> _Exercise requirements_: Copy every line from the records below that holds the word "nicht".

● ● ●

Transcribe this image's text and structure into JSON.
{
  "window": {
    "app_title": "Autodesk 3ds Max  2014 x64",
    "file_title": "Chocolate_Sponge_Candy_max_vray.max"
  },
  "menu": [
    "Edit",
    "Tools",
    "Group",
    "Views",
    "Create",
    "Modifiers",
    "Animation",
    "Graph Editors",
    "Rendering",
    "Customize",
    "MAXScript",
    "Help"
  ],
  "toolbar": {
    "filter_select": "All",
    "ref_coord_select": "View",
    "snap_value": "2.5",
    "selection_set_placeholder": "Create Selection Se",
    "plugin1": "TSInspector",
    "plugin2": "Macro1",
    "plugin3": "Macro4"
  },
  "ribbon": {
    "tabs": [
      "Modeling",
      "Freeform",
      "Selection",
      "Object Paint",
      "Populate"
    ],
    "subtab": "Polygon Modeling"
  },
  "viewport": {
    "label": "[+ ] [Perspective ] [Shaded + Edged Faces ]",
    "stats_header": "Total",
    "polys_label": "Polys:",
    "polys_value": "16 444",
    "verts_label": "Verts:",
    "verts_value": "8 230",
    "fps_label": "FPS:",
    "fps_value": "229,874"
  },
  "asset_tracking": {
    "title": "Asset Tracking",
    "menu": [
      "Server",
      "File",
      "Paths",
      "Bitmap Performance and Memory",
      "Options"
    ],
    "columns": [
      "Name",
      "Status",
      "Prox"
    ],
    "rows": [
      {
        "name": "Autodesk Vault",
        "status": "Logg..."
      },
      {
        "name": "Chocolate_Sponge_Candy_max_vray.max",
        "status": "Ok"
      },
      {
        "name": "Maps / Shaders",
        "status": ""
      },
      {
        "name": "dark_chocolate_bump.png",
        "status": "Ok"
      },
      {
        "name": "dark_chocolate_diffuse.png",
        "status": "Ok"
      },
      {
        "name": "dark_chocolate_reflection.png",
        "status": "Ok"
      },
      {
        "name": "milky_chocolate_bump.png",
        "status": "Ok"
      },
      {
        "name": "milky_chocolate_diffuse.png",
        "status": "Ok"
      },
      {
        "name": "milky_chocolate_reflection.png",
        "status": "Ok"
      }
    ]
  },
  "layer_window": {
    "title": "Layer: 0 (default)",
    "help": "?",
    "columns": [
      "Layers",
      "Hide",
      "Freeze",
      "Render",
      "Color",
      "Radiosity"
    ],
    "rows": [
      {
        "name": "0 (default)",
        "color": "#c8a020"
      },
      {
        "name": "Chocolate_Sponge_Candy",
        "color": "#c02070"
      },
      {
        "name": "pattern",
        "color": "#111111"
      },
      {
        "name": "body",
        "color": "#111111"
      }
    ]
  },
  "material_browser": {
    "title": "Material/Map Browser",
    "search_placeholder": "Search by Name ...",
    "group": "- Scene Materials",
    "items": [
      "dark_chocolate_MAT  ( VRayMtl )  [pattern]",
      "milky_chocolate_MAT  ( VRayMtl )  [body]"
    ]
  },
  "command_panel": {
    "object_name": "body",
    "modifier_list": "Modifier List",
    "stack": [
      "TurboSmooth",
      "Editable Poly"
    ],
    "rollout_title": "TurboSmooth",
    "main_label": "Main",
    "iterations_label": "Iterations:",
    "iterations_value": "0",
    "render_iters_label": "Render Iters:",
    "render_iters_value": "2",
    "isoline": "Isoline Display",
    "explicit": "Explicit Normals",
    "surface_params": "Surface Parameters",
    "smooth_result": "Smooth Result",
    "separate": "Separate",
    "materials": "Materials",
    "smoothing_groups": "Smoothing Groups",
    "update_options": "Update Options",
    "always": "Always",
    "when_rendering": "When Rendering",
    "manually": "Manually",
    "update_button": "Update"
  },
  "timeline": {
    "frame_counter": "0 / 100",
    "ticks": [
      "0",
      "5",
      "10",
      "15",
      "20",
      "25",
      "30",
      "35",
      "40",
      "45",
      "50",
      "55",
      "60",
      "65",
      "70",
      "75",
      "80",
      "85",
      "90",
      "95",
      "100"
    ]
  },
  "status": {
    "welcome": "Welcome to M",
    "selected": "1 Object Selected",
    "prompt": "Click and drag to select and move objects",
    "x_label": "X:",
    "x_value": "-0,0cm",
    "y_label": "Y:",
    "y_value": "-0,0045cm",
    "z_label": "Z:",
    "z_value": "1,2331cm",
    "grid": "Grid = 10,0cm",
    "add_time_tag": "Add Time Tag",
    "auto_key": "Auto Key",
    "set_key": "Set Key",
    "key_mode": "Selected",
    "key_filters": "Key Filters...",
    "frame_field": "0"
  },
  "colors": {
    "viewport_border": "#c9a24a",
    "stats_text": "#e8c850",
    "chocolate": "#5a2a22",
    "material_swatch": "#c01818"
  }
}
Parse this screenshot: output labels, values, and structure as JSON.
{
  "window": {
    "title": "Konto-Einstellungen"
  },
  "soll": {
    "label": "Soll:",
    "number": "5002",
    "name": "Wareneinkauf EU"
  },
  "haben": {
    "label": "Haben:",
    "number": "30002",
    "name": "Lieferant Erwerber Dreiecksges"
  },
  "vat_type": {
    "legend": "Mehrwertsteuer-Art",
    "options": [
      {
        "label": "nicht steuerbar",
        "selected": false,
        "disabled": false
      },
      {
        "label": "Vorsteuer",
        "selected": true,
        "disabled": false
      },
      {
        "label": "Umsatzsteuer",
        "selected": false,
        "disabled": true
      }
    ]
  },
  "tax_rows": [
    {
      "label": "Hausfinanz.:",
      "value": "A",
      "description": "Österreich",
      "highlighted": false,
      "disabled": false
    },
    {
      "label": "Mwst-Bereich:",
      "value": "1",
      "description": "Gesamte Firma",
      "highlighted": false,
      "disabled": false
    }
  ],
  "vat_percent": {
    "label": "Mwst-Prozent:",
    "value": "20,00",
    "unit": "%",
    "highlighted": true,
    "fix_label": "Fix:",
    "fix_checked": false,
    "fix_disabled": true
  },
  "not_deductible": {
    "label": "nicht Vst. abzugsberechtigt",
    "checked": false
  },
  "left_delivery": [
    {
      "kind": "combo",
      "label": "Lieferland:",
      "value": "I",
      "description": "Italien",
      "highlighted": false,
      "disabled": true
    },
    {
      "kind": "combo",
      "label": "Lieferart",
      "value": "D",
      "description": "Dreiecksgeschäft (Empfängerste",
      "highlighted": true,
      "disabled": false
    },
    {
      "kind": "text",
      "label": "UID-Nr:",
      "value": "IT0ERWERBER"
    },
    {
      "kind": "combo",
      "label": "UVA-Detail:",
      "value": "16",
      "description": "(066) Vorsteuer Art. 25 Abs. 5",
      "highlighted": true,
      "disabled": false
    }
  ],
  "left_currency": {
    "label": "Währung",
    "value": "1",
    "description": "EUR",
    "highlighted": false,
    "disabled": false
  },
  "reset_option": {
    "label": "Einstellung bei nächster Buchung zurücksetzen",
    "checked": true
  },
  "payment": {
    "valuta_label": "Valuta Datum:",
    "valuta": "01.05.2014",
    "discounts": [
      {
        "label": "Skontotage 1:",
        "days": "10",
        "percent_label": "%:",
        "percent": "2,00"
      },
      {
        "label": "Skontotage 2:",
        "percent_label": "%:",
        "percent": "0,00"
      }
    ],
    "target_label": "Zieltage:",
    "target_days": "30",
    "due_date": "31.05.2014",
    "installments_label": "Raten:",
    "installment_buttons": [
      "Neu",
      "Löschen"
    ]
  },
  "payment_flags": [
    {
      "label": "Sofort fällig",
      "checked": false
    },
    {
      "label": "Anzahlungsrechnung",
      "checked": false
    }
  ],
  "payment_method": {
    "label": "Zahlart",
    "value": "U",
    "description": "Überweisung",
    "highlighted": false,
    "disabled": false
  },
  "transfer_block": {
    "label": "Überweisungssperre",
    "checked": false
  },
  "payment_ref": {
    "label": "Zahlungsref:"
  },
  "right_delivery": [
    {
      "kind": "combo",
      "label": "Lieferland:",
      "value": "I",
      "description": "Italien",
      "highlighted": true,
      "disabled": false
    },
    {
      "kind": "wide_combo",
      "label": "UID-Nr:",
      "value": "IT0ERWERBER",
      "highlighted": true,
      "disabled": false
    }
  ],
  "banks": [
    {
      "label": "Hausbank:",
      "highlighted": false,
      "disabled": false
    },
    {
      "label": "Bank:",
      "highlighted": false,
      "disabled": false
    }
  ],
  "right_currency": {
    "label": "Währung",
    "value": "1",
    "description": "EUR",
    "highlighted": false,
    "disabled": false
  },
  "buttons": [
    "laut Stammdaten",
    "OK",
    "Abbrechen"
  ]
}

● ● ●

> _Problem solution_:
        "label": "nicht steuerbar",
    "label": "nicht Vst. abzugsberechtigt",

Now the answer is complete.